— START Material provided —

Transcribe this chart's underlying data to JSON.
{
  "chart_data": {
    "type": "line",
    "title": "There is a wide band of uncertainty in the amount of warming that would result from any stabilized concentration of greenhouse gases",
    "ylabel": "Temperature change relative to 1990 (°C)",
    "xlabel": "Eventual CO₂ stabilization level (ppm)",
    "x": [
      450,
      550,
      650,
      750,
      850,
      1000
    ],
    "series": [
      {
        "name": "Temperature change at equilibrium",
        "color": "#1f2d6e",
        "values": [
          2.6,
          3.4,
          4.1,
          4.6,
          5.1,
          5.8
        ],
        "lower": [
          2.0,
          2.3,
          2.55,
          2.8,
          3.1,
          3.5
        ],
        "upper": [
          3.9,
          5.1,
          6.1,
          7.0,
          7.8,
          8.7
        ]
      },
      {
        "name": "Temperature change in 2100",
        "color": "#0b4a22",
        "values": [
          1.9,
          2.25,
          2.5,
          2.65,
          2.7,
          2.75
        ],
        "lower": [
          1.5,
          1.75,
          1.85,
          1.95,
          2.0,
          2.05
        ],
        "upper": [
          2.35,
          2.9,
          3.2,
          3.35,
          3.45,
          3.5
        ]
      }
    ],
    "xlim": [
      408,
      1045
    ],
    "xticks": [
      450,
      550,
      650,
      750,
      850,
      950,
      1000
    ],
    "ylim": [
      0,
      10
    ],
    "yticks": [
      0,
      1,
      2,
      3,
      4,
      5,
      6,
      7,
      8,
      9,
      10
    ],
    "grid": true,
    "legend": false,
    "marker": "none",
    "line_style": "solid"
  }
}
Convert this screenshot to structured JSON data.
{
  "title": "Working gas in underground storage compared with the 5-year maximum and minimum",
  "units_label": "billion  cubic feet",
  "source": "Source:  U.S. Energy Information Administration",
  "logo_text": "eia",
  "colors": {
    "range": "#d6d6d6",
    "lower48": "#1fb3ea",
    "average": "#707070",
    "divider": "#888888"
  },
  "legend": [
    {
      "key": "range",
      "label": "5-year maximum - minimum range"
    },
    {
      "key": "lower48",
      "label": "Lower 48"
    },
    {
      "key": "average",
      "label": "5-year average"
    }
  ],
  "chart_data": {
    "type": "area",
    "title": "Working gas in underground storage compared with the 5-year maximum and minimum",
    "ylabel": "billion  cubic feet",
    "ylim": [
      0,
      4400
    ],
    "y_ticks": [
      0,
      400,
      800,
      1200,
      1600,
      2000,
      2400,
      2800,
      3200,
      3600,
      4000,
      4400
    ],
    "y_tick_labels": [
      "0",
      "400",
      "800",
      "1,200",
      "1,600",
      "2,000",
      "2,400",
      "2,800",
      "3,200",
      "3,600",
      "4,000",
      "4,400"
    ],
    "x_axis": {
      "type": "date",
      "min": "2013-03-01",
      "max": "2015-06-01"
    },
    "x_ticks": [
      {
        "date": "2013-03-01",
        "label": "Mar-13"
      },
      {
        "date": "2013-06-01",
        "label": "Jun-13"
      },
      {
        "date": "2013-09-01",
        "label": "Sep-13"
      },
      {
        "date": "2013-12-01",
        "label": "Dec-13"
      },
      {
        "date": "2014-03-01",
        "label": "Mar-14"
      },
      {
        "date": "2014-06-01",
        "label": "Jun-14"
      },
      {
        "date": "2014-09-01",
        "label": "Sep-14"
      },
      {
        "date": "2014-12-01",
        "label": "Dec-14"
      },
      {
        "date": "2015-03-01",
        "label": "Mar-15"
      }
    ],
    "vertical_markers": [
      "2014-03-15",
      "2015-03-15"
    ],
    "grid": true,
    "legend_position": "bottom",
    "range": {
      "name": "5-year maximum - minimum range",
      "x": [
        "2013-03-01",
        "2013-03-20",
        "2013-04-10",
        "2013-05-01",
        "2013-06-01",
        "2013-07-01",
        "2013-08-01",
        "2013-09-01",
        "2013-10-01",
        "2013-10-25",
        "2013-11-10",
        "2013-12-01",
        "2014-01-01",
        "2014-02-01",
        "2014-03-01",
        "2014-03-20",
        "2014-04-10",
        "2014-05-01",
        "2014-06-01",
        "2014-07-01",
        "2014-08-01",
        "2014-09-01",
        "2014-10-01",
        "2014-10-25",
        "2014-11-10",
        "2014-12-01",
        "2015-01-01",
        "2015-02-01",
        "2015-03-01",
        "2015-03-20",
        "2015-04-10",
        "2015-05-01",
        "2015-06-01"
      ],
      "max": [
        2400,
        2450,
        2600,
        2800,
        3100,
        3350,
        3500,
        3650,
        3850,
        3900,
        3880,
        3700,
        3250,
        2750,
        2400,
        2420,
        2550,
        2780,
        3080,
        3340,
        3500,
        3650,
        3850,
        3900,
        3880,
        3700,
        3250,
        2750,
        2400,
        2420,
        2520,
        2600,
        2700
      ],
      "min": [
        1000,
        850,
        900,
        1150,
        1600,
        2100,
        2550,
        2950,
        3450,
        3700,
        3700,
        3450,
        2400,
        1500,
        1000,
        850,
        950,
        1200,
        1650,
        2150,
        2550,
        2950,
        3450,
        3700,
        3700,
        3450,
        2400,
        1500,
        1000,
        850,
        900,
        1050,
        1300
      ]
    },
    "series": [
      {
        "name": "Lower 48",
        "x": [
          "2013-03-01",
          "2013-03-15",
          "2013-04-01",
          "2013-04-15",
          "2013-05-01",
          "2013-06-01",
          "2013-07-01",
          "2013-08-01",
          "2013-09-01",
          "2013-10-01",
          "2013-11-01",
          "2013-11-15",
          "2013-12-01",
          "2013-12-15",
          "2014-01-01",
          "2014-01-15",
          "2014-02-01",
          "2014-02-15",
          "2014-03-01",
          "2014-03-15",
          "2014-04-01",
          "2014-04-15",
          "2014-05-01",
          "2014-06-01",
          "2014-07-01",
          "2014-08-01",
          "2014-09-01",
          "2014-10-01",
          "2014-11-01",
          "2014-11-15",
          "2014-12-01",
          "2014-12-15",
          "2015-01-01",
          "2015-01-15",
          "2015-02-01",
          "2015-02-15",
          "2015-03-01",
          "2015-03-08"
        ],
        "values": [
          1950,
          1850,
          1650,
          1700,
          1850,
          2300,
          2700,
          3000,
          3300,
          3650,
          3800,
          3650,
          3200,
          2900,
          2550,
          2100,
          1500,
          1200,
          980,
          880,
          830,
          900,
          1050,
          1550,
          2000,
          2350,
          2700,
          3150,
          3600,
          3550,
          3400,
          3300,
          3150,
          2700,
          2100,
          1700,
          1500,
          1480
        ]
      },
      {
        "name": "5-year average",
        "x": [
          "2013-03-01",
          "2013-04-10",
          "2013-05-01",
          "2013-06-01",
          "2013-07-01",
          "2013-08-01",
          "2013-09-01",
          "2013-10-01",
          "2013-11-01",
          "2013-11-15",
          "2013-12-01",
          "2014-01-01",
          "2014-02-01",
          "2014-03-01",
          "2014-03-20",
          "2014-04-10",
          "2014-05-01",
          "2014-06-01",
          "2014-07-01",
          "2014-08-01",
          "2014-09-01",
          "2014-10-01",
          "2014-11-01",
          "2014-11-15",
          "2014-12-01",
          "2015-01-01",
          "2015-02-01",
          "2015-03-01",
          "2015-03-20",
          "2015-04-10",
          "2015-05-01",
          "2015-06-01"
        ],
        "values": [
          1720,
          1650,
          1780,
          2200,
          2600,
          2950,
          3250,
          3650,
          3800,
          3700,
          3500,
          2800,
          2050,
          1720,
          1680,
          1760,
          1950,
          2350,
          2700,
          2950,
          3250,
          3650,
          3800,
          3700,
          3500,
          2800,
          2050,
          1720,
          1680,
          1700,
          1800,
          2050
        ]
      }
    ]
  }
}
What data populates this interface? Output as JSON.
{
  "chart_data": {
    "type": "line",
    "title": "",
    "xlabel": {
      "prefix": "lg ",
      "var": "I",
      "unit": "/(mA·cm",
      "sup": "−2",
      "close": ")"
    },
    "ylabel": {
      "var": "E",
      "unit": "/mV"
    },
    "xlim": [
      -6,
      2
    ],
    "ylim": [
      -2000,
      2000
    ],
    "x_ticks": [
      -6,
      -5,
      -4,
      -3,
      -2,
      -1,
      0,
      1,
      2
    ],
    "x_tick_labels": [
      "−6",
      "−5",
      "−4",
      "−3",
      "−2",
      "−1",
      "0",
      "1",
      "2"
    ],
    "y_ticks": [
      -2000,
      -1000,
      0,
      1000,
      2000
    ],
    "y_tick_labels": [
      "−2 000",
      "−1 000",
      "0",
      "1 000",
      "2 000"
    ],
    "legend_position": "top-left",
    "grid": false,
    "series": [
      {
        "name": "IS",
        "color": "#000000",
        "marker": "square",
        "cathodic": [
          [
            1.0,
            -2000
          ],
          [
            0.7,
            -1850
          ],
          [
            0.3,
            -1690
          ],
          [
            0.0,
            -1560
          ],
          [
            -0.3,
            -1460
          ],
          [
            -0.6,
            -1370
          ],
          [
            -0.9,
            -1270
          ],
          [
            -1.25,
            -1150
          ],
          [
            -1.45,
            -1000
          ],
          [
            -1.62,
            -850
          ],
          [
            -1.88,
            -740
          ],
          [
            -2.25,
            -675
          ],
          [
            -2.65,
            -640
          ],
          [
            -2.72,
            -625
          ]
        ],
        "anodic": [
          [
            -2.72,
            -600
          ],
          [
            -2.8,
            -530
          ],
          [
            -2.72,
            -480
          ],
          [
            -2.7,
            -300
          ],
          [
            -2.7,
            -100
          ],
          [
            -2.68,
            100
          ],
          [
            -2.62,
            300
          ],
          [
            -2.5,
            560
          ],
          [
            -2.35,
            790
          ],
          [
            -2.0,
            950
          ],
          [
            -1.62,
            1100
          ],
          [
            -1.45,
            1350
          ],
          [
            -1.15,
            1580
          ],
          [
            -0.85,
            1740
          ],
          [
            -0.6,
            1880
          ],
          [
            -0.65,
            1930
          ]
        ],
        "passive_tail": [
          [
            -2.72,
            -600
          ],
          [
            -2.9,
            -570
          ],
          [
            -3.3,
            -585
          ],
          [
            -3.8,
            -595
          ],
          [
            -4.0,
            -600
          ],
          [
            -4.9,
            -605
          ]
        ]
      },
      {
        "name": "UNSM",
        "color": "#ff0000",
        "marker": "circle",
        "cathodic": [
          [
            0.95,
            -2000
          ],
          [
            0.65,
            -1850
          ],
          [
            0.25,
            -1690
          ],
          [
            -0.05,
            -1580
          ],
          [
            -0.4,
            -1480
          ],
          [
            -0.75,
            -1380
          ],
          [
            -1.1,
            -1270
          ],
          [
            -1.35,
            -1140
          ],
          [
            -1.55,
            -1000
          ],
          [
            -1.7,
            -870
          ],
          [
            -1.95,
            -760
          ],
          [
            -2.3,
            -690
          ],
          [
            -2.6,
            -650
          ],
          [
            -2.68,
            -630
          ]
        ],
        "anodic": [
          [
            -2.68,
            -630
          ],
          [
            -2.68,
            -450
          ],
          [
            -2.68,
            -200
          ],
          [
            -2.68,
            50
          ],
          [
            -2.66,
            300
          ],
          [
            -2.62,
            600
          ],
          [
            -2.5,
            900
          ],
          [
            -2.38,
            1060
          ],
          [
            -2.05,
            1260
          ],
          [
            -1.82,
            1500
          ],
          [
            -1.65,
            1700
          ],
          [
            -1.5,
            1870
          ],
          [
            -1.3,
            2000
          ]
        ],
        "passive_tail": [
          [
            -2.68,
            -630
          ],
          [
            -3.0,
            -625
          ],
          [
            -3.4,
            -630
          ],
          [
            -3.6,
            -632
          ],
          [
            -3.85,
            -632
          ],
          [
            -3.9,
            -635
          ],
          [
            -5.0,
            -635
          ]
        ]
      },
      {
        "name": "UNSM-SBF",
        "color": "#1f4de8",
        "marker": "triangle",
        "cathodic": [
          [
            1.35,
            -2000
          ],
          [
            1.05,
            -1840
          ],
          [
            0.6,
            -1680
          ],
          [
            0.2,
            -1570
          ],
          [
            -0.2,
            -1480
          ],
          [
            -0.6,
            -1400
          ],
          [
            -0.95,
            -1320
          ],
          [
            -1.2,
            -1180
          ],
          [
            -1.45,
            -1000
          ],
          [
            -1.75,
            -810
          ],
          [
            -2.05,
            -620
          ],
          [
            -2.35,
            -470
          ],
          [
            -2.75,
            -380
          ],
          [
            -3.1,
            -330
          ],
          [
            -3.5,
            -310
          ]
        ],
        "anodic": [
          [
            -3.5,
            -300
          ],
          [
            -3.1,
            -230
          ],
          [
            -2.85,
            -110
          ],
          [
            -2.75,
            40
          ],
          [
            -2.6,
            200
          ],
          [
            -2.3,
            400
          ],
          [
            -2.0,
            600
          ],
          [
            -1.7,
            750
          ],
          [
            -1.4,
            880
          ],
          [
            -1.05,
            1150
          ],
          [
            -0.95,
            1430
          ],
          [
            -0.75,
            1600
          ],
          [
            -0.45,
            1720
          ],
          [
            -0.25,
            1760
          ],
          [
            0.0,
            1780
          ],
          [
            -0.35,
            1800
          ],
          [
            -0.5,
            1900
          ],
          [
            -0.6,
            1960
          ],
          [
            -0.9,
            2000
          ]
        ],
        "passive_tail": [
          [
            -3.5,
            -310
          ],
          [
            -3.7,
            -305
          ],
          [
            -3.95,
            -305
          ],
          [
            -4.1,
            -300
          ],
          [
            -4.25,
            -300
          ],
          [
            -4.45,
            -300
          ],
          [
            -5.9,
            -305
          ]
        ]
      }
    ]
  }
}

— END Material provided —

Copy every line of the records above that contains "minimum".

▸ Answer to this exercise
  "title": "Working gas in underground storage compared with the 5-year maximum and minimum",
      "label": "5-year maximum - minimum range"
    "title": "Working gas in underground storage compared with the 5-year maximum and minimum",
      "name": "5-year maximum - minimum range",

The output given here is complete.